— TASK PROMPT —
Reproduce the complete listing without any deviation.

— AVAILABLE RECORDS —
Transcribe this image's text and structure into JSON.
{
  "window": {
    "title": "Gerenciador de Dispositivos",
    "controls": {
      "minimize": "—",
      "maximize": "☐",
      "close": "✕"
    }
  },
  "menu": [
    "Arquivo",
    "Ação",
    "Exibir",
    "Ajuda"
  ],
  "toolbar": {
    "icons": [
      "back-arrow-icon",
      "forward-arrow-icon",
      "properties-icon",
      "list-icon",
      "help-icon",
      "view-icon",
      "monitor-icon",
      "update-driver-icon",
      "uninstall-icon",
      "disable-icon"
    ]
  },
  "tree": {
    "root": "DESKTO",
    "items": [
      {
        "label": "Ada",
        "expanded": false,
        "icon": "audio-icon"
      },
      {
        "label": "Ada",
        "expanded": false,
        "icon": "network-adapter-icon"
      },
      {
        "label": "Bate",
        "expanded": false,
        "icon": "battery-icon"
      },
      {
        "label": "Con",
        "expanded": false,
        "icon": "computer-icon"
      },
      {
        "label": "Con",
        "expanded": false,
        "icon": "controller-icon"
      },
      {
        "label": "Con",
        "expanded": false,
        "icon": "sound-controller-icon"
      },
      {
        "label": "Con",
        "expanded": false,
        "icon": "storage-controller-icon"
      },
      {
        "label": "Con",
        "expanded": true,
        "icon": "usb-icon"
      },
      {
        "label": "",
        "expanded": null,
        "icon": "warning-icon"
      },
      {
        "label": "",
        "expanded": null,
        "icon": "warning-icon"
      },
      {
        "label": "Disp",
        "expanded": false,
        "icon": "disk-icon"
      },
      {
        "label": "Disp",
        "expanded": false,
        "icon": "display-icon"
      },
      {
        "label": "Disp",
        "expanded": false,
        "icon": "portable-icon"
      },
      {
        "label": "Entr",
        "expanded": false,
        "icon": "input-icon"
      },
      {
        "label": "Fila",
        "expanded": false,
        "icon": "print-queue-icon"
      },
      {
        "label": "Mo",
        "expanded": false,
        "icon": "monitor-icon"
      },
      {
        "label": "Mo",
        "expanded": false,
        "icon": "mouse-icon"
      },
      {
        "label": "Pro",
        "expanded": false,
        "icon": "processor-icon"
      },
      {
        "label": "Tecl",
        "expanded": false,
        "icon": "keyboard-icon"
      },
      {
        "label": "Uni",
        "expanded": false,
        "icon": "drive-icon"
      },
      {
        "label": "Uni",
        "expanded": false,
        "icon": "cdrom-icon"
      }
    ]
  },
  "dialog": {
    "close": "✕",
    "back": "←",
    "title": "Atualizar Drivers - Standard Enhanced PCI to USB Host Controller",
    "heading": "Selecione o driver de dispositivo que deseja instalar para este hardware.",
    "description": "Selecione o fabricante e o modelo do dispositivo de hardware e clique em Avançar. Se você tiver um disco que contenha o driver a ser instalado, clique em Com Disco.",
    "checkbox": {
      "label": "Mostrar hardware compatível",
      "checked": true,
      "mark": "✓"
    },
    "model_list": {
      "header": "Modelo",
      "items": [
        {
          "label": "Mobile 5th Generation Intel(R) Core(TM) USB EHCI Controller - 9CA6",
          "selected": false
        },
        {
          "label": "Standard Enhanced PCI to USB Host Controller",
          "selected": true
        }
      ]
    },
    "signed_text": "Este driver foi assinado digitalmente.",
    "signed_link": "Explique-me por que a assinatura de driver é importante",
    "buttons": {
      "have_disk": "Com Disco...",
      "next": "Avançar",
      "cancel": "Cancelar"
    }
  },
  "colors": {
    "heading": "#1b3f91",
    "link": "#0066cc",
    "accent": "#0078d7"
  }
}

— OUTPUT —
Transcribe this image's text and structure into JSON.
{
  "window": {
    "title": "Gerenciador de Dispositivos",
    "controls": {
      "minimize": "—",
      "maximize": "☐",
      "close": "✕"
    }
  },
  "menu": [
    "Arquivo",
    "Ação",
    "Exibir",
    "Ajuda"
  ],
  "toolbar": {
    "icons": [
      "back-arrow-icon",
      "forward-arrow-icon",
      "properties-icon",
      "list-icon",
      "help-icon",
      "view-icon",
      "monitor-icon",
      "update-driver-icon",
      "uninstall-icon",
      "disable-icon"
    ]
  },
  "tree": {
    "root": "DESKTO",
    "items": [
      {
        "label": "Ada",
        "expanded": false,
        "icon": "audio-icon"
      },
      {
        "label": "Ada",
        "expanded": false,
        "icon": "network-adapter-icon"
      },
      {
        "label": "Bate",
        "expanded": false,
        "icon": "battery-icon"
      },
      {
        "label": "Con",
        "expanded": false,
        "icon": "computer-icon"
      },
      {
        "label": "Con",
        "expanded": false,
        "icon": "controller-icon"
      },
      {
        "label": "Con",
        "expanded": false,
        "icon": "sound-controller-icon"
      },
      {
        "label": "Con",
        "expanded": false,
        "icon": "storage-controller-icon"
      },
      {
        "label": "Con",
        "expanded": true,
        "icon": "usb-icon"
      },
      {
        "label": "",
        "expanded": null,
        "icon": "warning-icon"
      },
      {
        "label": "",
        "expanded": null,
        "icon": "warning-icon"
      },
      {
        "label": "Disp",
        "expanded": false,
        "icon": "disk-icon"
      },
      {
        "label": "Disp",
        "expanded": false,
        "icon": "display-icon"
      },
      {
        "label": "Disp",
        "expanded": false,
        "icon": "portable-icon"
      },
      {
        "label": "Entr",
        "expanded": false,
        "icon": "input-icon"
      },
      {
        "label": "Fila",
        "expanded": false,
        "icon": "print-queue-icon"
      },
      {
        "label": "Mo",
        "expanded": false,
        "icon": "monitor-icon"
      },
      {
        "label": "Mo",
        "expanded": false,
        "icon": "mouse-icon"
      },
      {
        "label": "Pro",
        "expanded": false,
        "icon": "processor-icon"
      },
      {
        "label": "Tecl",
        "expanded": false,
        "icon": "keyboard-icon"
      },
      {
        "label": "Uni",
        "expanded": false,
        "icon": "drive-icon"
      },
      {
        "label": "Uni",
        "expanded": false,
        "icon": "cdrom-icon"
      }
    ]
  },
  "dialog": {
    "close": "✕",
    "back": "←",
    "title": "Atualizar Drivers - Standard Enhanced PCI to USB Host Controller",
    "heading": "Selecione o driver de dispositivo que deseja instalar para este hardware.",
    "description": "Selecione o fabricante e o modelo do dispositivo de hardware e clique em Avançar. Se você tiver um disco que contenha o driver a ser instalado, clique em Com Disco.",
    "checkbox": {
      "label": "Mostrar hardware compatível",
      "checked": true,
      "mark": "✓"
    },
    "model_list": {
      "header": "Modelo",
      "items": [
        {
          "label": "Mobile 5th Generation Intel(R) Core(TM) USB EHCI Controller - 9CA6",
          "selected": false
        },
        {
          "label": "Standard Enhanced PCI to USB Host Controller",
          "selected": true
        }
      ]
    },
    "signed_text": "Este driver foi assinado digitalmente.",
    "signed_link": "Explique-me por que a assinatura de driver é importante",
    "buttons": {
      "have_disk": "Com Disco...",
      "next": "Avançar",
      "cancel": "Cancelar"
    }
  },
  "colors": {
    "heading": "#1b3f91",
    "link": "#0066cc",
    "accent": "#0078d7"
  }
}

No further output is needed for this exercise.